_Exercise prompt_. Provide the data again in its entirety, exactly as given.

_Exercise inputs_.
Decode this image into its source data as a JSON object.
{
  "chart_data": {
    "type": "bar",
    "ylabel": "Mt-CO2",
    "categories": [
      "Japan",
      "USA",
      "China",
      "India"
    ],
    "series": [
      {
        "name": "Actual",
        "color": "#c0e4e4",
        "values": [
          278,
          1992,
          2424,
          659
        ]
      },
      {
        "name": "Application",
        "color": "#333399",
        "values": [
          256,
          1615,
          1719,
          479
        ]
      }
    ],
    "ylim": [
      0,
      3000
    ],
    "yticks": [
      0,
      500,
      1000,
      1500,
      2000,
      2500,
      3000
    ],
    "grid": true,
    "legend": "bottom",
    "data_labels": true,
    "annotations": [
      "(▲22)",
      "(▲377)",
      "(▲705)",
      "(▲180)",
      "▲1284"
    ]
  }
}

_Result of the exercise_.
Decode this image into its source data as a JSON object.
{
  "chart_data": {
    "type": "bar",
    "ylabel": "Mt-CO2",
    "categories": [
      "Japan",
      "USA",
      "China",
      "India"
    ],
    "series": [
      {
        "name": "Actual",
        "color": "#c0e4e4",
        "values": [
          278,
          1992,
          2424,
          659
        ]
      },
      {
        "name": "Application",
        "color": "#333399",
        "values": [
          256,
          1615,
          1719,
          479
        ]
      }
    ],
    "ylim": [
      0,
      3000
    ],
    "yticks": [
      0,
      500,
      1000,
      1500,
      2000,
      2500,
      3000
    ],
    "grid": true,
    "legend": "bottom",
    "data_labels": true,
    "annotations": [
      "(▲22)",
      "(▲377)",
      "(▲705)",
      "(▲180)",
      "▲1284"
    ]
  }
}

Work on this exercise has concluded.